— Start STORED RECORDS —
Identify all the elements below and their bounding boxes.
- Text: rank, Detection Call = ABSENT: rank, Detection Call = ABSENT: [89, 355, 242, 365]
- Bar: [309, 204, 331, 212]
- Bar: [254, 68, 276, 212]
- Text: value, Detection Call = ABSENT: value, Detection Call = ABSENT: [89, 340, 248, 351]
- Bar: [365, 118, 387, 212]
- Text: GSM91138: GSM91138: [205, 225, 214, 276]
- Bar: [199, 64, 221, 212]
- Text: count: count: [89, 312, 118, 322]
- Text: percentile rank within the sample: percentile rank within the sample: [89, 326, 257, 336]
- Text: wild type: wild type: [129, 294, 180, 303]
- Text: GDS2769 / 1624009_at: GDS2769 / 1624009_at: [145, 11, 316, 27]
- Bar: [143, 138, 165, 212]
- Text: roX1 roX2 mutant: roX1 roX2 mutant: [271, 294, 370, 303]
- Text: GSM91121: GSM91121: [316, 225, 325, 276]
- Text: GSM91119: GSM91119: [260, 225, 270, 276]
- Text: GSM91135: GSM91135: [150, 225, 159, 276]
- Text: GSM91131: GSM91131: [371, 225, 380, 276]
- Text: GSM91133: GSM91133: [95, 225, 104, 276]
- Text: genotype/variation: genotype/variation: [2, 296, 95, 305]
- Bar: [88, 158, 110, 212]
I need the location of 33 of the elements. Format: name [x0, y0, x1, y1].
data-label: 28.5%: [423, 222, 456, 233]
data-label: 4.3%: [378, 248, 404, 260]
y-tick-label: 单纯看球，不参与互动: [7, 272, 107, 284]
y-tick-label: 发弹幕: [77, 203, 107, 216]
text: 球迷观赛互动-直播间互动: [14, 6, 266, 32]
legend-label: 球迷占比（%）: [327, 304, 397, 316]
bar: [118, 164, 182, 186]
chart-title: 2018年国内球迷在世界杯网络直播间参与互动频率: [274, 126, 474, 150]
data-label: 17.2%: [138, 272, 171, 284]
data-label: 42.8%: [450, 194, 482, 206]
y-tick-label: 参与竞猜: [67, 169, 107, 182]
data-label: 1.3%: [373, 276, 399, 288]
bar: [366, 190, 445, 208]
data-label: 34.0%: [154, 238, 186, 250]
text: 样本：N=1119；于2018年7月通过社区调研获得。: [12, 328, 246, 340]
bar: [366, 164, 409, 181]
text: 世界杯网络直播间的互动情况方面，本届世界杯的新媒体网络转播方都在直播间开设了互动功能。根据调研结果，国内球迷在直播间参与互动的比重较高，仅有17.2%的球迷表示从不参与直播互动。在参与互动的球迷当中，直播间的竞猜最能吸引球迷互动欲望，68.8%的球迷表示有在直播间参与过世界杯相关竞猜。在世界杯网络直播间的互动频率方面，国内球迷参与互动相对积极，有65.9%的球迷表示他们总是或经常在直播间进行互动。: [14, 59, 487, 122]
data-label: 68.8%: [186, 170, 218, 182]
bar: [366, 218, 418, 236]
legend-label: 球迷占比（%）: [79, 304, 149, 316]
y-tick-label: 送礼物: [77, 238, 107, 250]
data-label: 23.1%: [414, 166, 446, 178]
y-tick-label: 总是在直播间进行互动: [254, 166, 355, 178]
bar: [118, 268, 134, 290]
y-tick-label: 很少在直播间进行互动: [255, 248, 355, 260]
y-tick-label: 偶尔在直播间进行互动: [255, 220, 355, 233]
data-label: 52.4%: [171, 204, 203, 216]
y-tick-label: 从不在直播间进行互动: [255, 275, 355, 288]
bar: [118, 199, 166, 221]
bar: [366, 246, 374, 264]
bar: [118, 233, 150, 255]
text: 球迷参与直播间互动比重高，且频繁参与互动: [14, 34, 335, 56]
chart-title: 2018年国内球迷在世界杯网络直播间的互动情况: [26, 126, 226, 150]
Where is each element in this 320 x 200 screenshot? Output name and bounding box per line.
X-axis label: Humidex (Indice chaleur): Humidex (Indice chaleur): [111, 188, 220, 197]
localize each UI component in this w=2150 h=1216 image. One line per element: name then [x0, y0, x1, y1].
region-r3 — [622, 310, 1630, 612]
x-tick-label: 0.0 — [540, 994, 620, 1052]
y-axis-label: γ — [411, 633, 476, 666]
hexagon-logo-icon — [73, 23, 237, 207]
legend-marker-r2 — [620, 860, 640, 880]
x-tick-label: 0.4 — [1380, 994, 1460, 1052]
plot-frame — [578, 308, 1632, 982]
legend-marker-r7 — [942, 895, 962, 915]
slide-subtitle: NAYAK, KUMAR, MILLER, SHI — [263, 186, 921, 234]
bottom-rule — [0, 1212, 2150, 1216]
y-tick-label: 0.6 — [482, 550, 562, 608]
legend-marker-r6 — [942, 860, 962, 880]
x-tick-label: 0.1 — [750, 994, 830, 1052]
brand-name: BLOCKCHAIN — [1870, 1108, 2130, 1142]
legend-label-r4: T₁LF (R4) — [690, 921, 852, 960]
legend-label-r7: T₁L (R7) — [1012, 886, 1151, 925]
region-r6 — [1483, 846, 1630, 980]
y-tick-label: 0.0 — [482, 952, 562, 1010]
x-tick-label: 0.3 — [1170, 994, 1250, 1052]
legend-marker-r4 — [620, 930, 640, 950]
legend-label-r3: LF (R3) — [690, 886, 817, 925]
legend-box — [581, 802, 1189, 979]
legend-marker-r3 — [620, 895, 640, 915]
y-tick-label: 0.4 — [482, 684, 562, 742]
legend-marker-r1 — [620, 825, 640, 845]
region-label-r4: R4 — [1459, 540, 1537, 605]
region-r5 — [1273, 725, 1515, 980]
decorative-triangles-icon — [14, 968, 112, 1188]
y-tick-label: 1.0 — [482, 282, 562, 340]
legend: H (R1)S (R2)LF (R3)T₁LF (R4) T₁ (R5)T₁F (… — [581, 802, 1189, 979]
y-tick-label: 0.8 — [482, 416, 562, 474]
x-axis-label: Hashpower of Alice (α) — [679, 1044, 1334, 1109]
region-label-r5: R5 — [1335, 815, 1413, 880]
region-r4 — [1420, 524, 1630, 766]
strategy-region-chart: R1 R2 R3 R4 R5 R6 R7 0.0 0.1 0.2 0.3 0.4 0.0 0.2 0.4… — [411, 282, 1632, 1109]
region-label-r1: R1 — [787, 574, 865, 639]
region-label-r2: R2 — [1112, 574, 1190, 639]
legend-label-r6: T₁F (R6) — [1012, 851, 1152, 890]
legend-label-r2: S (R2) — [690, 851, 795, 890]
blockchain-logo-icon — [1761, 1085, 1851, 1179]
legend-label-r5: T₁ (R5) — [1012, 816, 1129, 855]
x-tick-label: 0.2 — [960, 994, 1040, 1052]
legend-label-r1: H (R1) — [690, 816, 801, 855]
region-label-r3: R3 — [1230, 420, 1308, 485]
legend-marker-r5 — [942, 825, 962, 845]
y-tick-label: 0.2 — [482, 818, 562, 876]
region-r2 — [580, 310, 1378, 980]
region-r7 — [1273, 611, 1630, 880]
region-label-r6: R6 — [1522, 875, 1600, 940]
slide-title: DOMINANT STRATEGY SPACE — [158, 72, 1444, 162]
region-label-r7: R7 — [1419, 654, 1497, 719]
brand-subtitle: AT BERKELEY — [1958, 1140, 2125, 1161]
— End STORED RECORDS —
§ **DIRECTION**
Copy out the items verbatim, beginning with the first line and continuing through the line that contains "- Bar: [365, 118, 387, 212]", with that line included.

§ **RESPONSE TO THE TASK**
Identify all the elements below and their bounding boxes.
- Text: rank, Detection Call = ABSENT: rank, Detection Call = ABSENT: [89, 355, 242, 365]
- Bar: [309, 204, 331, 212]
- Bar: [254, 68, 276, 212]
- Text: value, Detection Call = ABSENT: value, Detection Call = ABSENT: [89, 340, 248, 351]
- Bar: [365, 118, 387, 212]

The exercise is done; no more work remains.